▸ **OBJECTIVE**
Leave out all pictures. Extract exactly the lines from the one containing "Transcribe this image's" through the end of the data.

▸ **DATA SUPPLIED**

- - -

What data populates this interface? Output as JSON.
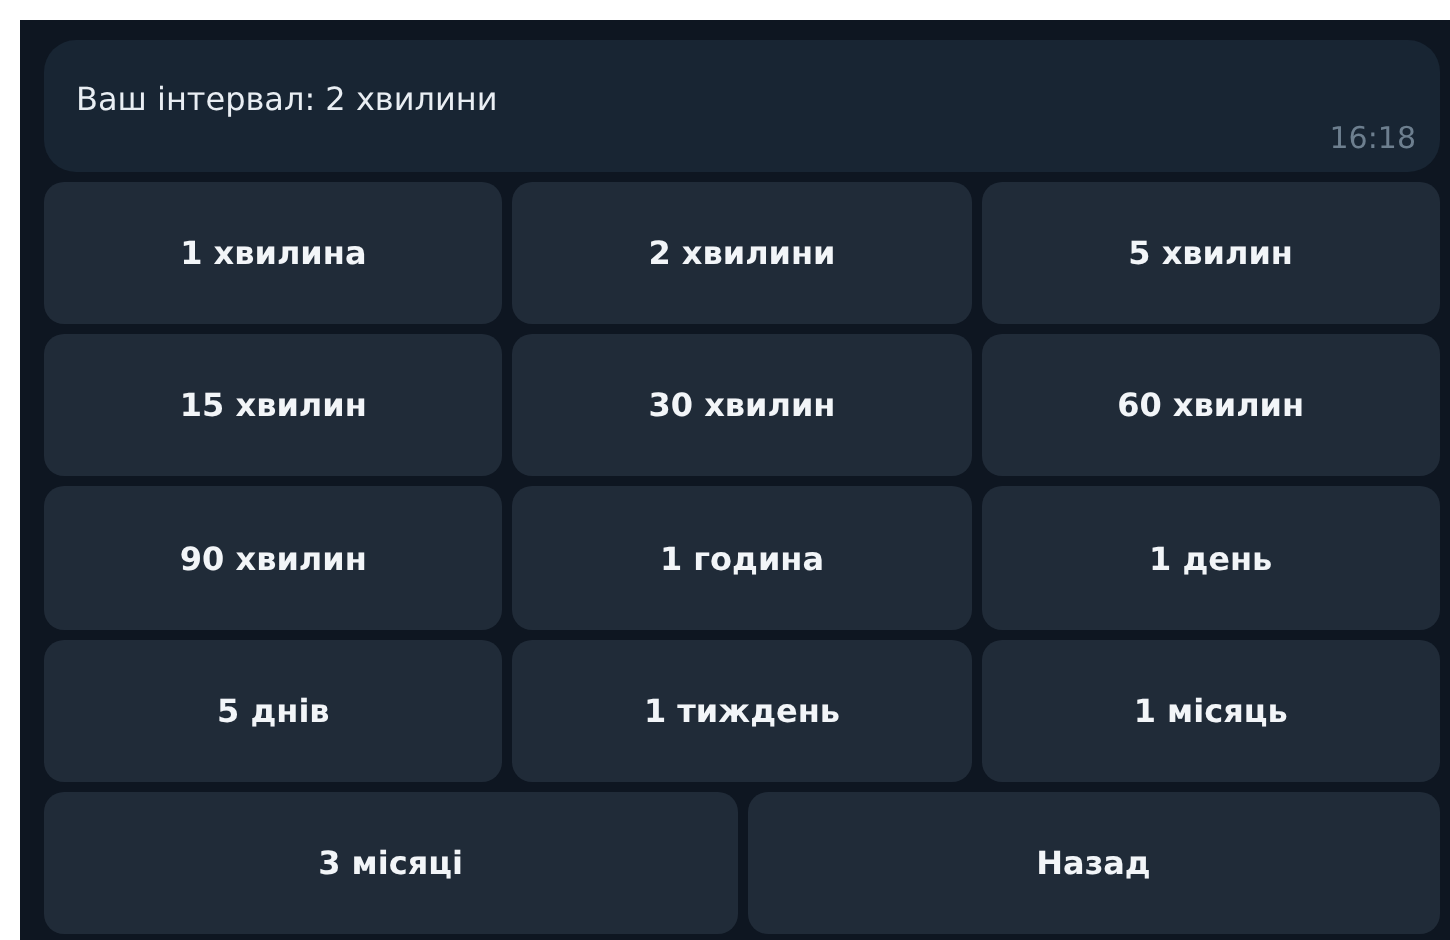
{
  "message": {
    "text": "Ваш інтервал: 2 хвилини",
    "time": "16:18"
  },
  "keyboard": [
    [
      "1 хвилина",
      "2 хвилини",
      "5 хвилин"
    ],
    [
      "15 хвилин",
      "30 хвилин",
      "60 хвилин"
    ],
    [
      "90 хвилин",
      "1 година",
      "1 день"
    ],
    [
      "5 днів",
      "1 тиждень",
      "1 місяць"
    ],
    [
      "3 місяці",
      "Назад"
    ]
  ]
}
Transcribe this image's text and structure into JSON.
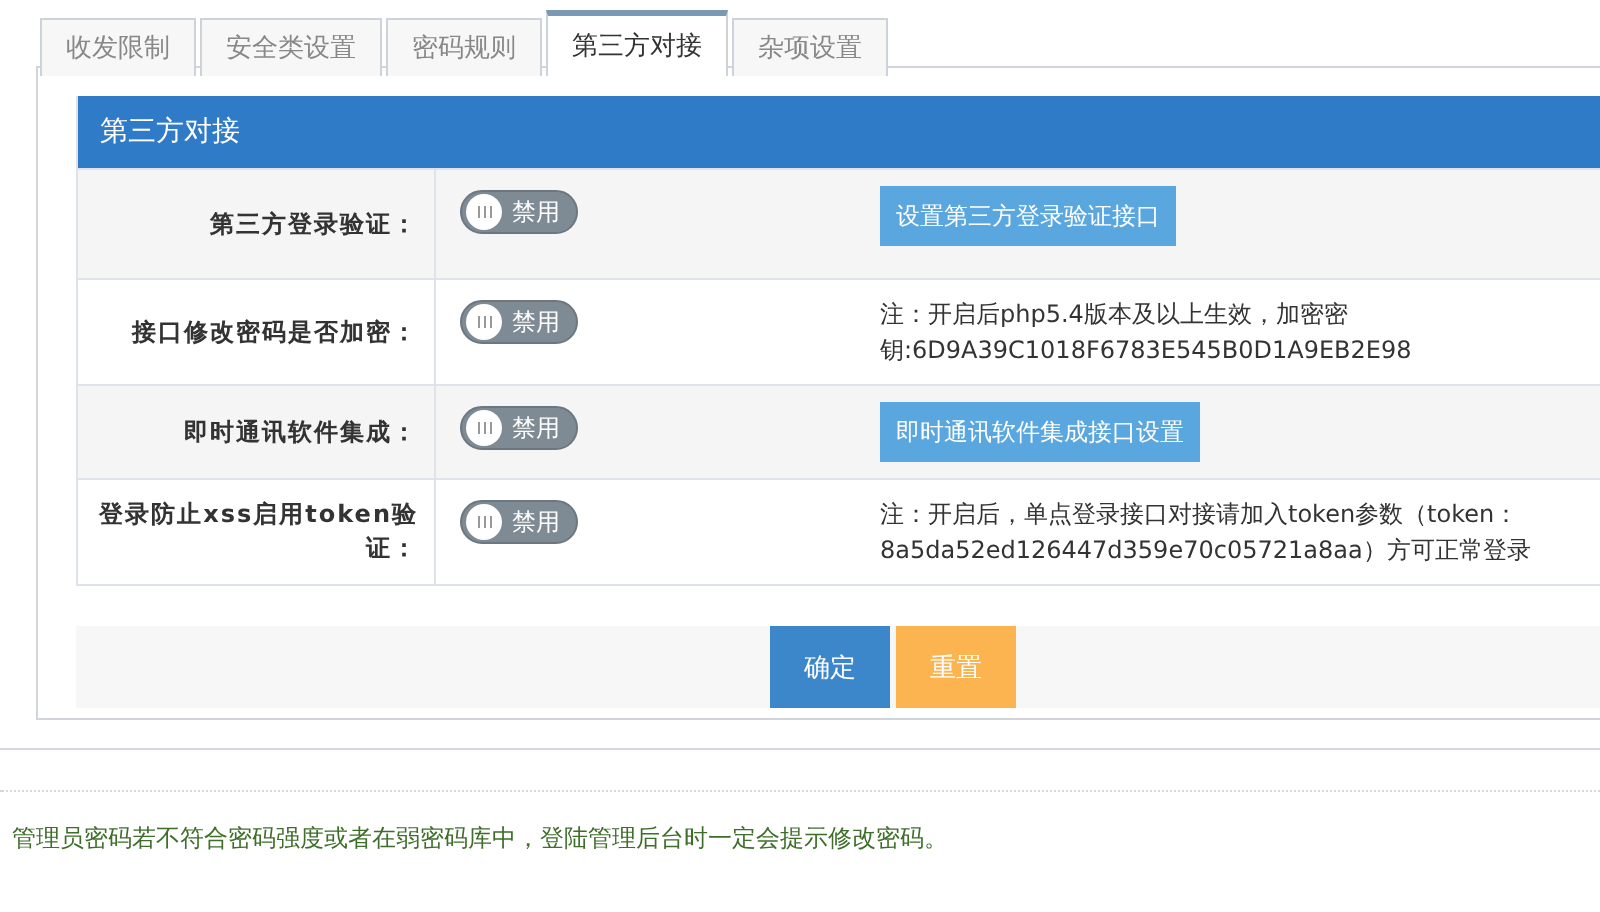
{
  "tabs": [
    {
      "label": "收发限制",
      "selected": false
    },
    {
      "label": "安全类设置",
      "selected": false
    },
    {
      "label": "密码规则",
      "selected": false
    },
    {
      "label": "第三方对接",
      "selected": true
    },
    {
      "label": "杂项设置",
      "selected": false
    }
  ],
  "section": {
    "title": "第三方对接",
    "rows": [
      {
        "label": "第三方登录验证：",
        "toggle": {
          "on": false,
          "text": "禁用"
        },
        "action": {
          "kind": "button",
          "text": "设置第三方登录验证接口"
        }
      },
      {
        "label": "接口修改密码是否加密：",
        "toggle": {
          "on": false,
          "text": "禁用"
        },
        "action": {
          "kind": "note",
          "text": "注：开启后php5.4版本及以上生效，加密密钥:6D9A39C1018F6783E545B0D1A9EB2E98"
        }
      },
      {
        "label": "即时通讯软件集成：",
        "toggle": {
          "on": false,
          "text": "禁用"
        },
        "action": {
          "kind": "button",
          "text": "即时通讯软件集成接口设置"
        }
      },
      {
        "label": "登录防止xss启用token验证：",
        "toggle": {
          "on": false,
          "text": "禁用"
        },
        "action": {
          "kind": "note",
          "text": "注：开启后，单点登录接口对接请加入token参数（token：8a5da52ed126447d359e70c05721a8aa）方可正常登录"
        }
      }
    ]
  },
  "buttons": [
    {
      "kind": "primary",
      "label": "确定"
    },
    {
      "kind": "warning",
      "label": "重置"
    }
  ],
  "footer_note": "管理员密码若不符合密码强度或者在弱密码库中，登陆管理后台时一定会提示修改密码。"
}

- - -

▸ **CORRECT OUTPUT**
Transcribe this image's text and structure into JSON.
{
  "tabs": [
    {
      "label": "收发限制",
      "selected": false
    },
    {
      "label": "安全类设置",
      "selected": false
    },
    {
      "label": "密码规则",
      "selected": false
    },
    {
      "label": "第三方对接",
      "selected": true
    },
    {
      "label": "杂项设置",
      "selected": false
    }
  ],
  "section": {
    "title": "第三方对接",
    "rows": [
      {
        "label": "第三方登录验证：",
        "toggle": {
          "on": false,
          "text": "禁用"
        },
        "action": {
          "kind": "button",
          "text": "设置第三方登录验证接口"
        }
      },
      {
        "label": "接口修改密码是否加密：",
        "toggle": {
          "on": false,
          "text": "禁用"
        },
        "action": {
          "kind": "note",
          "text": "注：开启后php5.4版本及以上生效，加密密钥:6D9A39C1018F6783E545B0D1A9EB2E98"
        }
      },
      {
        "label": "即时通讯软件集成：",
        "toggle": {
          "on": false,
          "text": "禁用"
        },
        "action": {
          "kind": "button",
          "text": "即时通讯软件集成接口设置"
        }
      },
      {
        "label": "登录防止xss启用token验证：",
        "toggle": {
          "on": false,
          "text": "禁用"
        },
        "action": {
          "kind": "note",
          "text": "注：开启后，单点登录接口对接请加入token参数（token：8a5da52ed126447d359e70c05721a8aa）方可正常登录"
        }
      }
    ]
  },
  "buttons": [
    {
      "kind": "primary",
      "label": "确定"
    },
    {
      "kind": "warning",
      "label": "重置"
    }
  ],
  "footer_note": "管理员密码若不符合密码强度或者在弱密码库中，登陆管理后台时一定会提示修改密码。"
}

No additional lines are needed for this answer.